_WHAT YOU ARE ASKED TO DO_
Give the number of lines in the data that hold the word "Output", and nothing else.
— start of TASK INPUT —
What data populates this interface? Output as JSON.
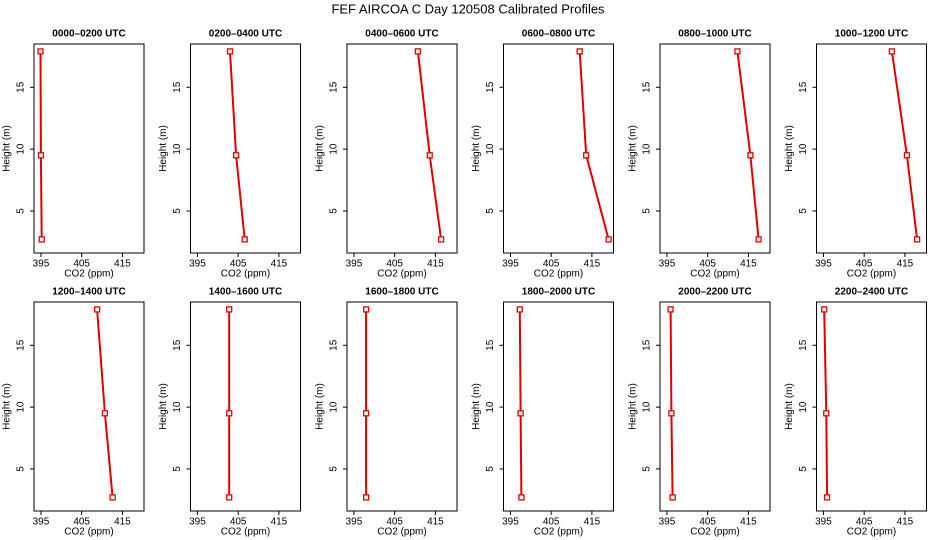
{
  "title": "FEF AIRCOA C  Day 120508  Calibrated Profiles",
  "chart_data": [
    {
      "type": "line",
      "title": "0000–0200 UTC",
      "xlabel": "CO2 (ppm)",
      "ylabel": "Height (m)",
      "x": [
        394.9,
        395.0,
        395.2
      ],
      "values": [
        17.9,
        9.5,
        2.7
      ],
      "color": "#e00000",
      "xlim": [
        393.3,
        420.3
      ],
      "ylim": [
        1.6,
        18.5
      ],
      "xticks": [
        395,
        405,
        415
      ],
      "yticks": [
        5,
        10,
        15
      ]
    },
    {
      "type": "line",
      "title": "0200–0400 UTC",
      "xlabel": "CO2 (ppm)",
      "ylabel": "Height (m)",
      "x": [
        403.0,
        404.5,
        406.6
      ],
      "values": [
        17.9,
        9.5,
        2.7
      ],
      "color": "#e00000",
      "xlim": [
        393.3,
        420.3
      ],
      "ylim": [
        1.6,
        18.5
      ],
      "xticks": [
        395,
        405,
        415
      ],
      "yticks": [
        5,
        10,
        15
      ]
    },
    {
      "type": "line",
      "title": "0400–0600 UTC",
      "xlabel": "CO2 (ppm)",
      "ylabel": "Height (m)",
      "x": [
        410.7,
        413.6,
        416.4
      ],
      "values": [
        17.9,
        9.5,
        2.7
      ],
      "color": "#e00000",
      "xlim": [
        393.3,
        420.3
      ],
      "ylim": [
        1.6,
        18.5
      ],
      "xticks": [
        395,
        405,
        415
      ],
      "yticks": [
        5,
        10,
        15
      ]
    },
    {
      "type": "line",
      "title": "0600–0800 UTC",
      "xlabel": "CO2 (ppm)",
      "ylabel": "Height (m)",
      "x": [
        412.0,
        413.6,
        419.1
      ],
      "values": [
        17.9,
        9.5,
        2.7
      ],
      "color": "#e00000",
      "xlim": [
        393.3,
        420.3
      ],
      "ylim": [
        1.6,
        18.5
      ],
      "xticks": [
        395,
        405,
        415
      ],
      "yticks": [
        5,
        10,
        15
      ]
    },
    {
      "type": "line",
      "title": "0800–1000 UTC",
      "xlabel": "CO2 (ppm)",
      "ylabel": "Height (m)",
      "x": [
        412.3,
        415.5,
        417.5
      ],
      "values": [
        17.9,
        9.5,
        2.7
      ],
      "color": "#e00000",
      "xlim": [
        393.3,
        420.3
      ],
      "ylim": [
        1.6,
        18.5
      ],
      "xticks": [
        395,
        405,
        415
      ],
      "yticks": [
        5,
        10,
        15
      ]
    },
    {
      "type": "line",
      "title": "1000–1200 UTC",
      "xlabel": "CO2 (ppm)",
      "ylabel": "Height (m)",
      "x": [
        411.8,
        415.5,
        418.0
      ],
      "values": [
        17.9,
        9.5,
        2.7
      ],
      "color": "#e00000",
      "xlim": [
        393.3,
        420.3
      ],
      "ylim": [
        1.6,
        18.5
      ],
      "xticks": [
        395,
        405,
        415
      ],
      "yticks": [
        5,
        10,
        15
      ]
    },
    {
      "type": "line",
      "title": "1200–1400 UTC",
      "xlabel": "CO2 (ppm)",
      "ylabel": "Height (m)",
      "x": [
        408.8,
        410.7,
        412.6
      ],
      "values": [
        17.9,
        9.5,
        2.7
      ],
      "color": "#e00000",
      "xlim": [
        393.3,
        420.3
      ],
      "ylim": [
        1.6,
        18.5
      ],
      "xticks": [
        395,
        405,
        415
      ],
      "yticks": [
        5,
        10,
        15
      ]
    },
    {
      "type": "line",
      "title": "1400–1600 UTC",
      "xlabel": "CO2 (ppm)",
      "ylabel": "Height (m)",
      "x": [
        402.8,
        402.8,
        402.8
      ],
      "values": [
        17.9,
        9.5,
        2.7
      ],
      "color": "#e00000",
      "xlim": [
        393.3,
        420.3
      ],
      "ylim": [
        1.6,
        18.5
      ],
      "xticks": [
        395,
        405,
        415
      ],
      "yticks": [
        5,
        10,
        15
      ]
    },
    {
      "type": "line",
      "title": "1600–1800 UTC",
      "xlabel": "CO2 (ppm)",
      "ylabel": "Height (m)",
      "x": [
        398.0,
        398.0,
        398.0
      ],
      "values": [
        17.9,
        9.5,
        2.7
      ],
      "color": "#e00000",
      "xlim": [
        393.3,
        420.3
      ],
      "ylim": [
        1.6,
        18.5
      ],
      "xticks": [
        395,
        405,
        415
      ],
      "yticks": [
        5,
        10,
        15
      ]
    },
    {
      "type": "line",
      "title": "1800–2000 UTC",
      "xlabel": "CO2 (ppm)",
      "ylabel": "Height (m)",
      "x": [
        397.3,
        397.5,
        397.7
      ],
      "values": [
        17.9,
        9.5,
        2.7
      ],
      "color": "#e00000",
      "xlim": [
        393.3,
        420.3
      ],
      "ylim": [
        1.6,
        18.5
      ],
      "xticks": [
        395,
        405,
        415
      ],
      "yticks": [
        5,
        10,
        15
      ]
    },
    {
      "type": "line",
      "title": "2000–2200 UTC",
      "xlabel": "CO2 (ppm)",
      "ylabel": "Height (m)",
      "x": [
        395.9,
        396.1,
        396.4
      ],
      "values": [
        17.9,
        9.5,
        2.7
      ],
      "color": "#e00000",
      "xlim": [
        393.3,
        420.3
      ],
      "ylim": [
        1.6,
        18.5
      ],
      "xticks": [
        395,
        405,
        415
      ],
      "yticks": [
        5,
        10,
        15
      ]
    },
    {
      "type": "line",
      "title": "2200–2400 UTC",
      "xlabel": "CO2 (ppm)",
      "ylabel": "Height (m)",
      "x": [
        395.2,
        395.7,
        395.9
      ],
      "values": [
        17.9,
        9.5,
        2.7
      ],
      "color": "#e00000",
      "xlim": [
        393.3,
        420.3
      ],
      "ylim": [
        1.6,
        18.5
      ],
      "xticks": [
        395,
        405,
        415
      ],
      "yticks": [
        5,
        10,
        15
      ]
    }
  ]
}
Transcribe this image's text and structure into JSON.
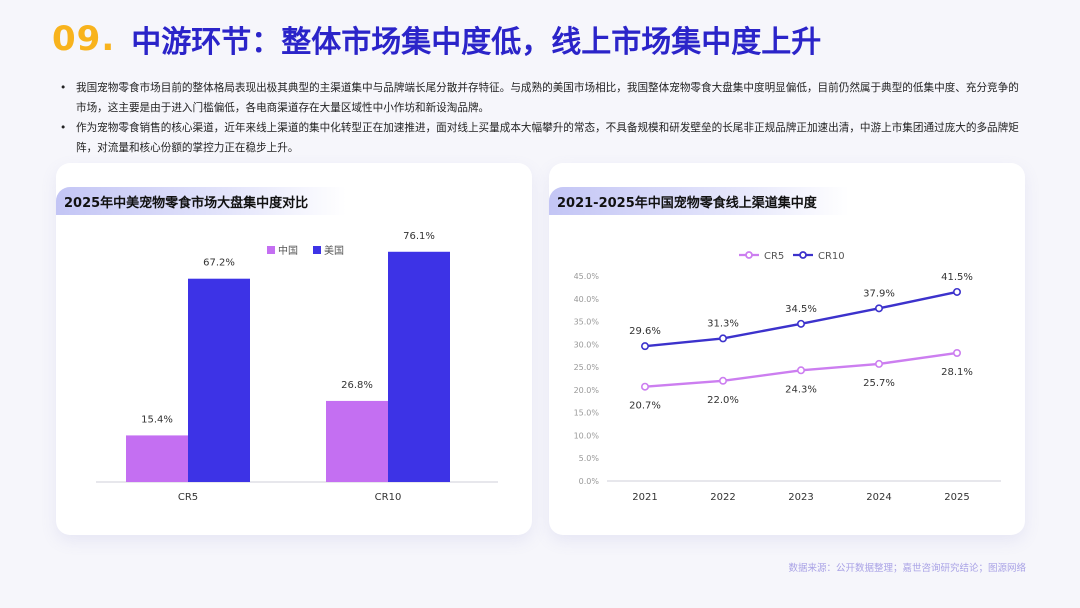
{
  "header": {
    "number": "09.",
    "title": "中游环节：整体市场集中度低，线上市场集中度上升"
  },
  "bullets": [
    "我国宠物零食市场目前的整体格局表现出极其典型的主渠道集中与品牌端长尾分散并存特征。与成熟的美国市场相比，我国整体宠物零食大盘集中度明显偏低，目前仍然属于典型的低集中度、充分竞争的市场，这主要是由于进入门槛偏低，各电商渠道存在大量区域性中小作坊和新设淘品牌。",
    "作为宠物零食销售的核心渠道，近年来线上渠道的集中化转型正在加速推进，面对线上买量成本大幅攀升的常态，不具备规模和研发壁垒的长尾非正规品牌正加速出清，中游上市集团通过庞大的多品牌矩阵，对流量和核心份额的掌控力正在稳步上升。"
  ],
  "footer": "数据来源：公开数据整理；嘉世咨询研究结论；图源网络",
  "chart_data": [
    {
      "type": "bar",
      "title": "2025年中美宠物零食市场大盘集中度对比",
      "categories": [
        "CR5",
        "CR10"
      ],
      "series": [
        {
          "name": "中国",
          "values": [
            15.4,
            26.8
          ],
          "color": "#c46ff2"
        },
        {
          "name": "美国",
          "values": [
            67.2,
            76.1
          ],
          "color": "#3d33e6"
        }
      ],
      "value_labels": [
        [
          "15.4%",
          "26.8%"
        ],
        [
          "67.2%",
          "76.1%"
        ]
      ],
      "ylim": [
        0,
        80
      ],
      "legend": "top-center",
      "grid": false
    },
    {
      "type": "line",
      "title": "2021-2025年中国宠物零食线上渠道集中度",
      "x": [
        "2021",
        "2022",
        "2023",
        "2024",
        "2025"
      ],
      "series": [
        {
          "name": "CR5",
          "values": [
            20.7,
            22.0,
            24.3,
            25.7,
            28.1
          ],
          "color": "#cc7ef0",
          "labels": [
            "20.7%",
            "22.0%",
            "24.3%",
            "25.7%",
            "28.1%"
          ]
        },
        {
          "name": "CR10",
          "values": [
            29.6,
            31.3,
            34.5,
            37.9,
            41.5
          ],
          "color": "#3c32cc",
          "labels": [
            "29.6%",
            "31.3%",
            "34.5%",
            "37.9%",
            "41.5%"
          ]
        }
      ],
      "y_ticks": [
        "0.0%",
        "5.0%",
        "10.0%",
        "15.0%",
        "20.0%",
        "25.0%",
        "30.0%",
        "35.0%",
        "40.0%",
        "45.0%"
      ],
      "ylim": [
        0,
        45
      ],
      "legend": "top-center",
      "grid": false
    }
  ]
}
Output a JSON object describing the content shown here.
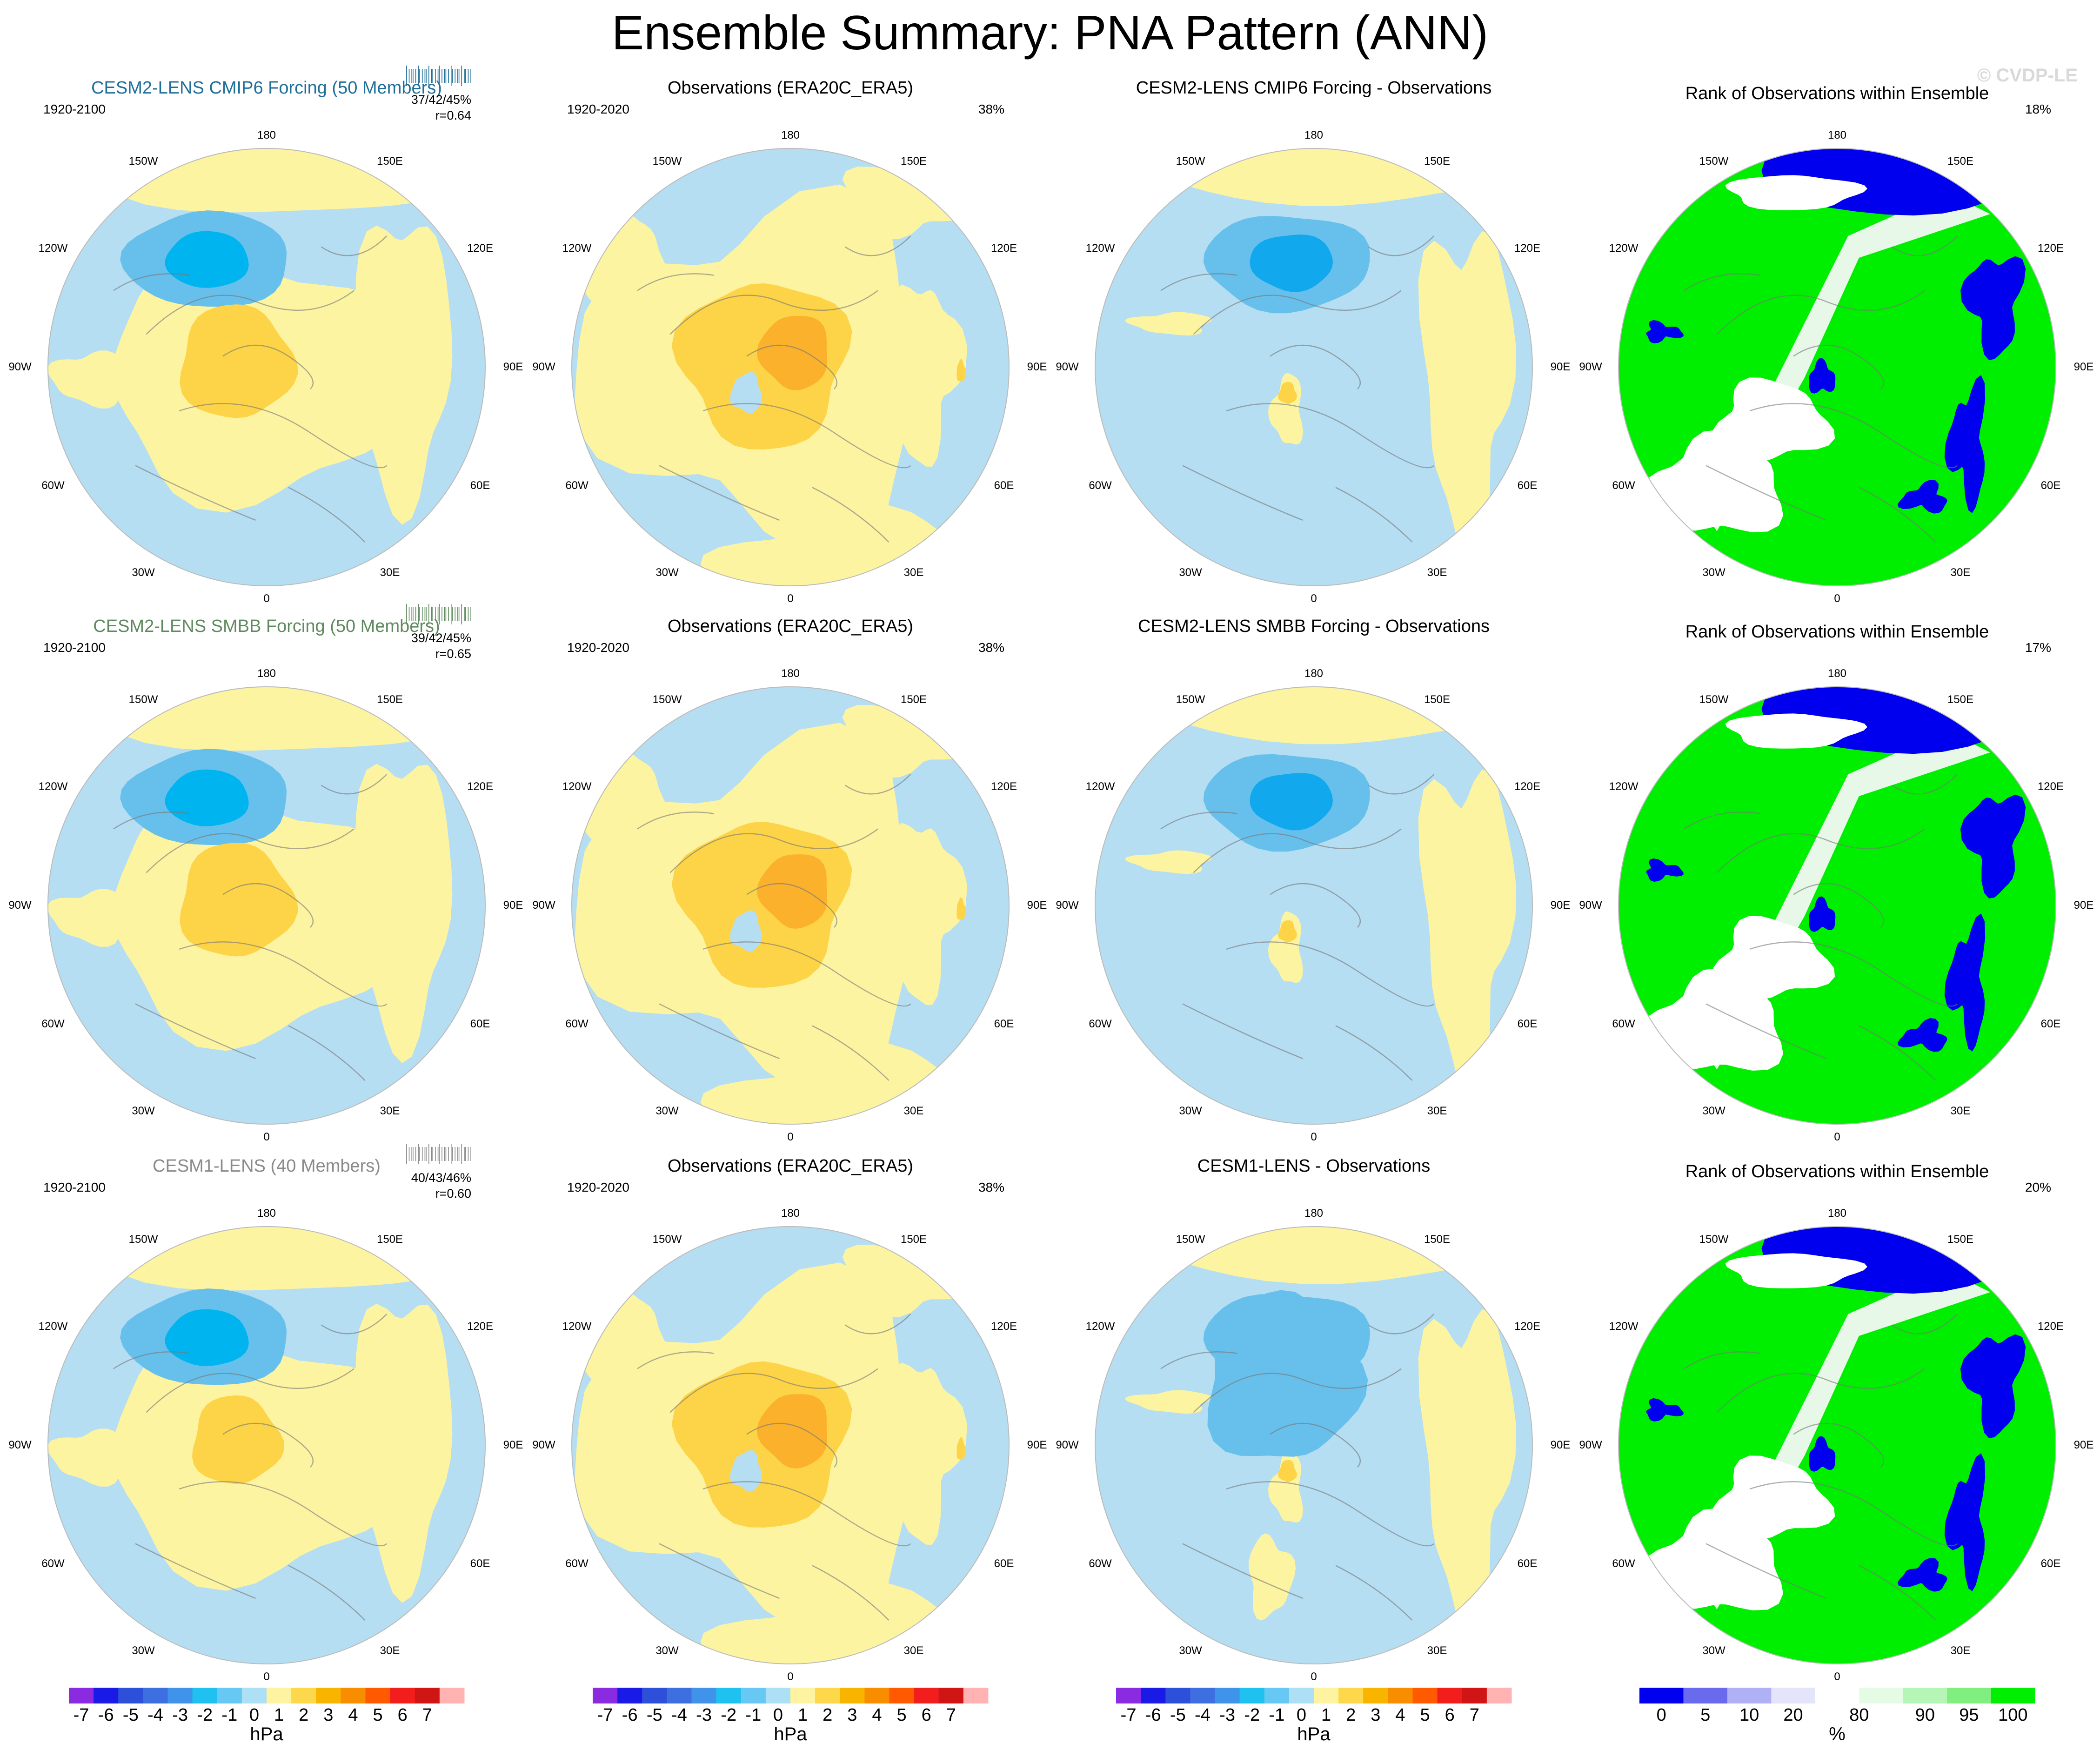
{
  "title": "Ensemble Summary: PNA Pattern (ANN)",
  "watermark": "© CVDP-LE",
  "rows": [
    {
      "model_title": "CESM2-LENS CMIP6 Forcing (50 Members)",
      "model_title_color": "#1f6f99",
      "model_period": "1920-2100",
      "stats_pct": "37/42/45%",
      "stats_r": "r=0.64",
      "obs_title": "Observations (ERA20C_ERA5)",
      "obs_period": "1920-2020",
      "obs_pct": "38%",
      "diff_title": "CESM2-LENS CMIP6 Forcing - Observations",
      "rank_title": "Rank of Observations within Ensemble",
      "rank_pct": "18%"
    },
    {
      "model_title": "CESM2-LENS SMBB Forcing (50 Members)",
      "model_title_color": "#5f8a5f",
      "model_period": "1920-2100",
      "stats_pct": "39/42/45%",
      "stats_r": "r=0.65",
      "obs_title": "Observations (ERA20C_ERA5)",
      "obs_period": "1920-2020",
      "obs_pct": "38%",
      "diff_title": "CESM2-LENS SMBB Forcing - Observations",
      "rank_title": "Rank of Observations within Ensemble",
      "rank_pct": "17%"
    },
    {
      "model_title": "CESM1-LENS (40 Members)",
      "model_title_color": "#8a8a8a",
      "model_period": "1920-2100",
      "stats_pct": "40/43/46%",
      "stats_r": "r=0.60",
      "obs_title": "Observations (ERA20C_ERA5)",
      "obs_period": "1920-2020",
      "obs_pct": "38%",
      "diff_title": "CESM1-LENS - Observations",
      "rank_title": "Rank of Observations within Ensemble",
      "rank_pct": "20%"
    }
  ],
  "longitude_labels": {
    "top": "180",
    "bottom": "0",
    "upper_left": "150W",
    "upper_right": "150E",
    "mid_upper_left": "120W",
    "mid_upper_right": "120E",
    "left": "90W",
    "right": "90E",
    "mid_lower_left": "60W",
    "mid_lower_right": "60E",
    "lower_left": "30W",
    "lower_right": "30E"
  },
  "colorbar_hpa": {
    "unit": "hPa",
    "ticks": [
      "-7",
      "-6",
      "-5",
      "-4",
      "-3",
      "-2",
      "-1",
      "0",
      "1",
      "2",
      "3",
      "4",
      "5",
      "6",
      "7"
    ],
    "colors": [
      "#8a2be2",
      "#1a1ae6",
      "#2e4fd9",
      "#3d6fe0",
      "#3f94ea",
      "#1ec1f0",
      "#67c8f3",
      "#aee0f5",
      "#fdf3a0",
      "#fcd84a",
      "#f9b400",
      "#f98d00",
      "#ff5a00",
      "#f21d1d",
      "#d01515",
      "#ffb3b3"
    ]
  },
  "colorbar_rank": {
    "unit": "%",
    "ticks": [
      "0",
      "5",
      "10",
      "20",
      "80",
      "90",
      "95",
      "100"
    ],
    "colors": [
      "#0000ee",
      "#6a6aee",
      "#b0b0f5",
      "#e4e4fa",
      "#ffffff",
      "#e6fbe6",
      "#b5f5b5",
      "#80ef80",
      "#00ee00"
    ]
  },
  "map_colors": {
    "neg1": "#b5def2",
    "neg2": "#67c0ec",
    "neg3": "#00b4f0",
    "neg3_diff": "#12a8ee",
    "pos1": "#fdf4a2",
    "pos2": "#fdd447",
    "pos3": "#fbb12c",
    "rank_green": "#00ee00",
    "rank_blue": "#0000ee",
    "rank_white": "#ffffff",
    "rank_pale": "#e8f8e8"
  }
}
— end of TASK INPUT —
_EXERCISE SOLUTION_
2